Wherever the word "naukowej" appears in a line, copy that line.

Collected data
▶
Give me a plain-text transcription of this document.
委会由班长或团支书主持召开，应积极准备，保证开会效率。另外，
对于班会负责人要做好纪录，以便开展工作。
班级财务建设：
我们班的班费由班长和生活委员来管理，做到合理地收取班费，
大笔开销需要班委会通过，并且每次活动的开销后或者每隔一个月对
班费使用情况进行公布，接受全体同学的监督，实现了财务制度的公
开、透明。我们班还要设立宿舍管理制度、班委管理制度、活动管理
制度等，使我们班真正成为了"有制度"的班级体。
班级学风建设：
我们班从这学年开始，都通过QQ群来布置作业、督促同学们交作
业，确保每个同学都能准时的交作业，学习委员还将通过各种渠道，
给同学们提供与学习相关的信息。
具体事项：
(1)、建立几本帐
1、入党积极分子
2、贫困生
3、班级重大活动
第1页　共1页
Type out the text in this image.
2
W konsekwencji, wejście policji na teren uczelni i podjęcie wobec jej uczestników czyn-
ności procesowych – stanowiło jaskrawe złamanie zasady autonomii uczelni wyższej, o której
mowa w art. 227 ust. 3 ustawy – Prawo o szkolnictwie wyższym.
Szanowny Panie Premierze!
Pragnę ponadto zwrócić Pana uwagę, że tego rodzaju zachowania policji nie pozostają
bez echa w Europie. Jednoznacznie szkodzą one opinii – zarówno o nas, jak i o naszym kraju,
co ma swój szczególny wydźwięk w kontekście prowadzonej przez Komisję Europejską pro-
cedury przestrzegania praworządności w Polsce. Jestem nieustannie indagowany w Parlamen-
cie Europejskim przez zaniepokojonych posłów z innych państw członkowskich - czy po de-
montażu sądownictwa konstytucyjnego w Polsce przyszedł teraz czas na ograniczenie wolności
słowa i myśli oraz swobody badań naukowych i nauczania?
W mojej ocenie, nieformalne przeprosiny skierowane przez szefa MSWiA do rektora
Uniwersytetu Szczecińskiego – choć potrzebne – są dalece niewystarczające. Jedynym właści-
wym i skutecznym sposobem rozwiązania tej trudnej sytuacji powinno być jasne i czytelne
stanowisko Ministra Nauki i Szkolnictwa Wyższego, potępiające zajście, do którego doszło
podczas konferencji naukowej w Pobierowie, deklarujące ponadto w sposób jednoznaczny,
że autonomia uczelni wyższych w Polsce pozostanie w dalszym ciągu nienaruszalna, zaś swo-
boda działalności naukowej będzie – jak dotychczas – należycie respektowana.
◀
§ **Worked answer**
podczas konferencji naukowej w Pobierowie, deklarujące ponadto w sposób jednoznaczny,
boda działalności naukowej będzie – jak dotychczas – należycie respektowana.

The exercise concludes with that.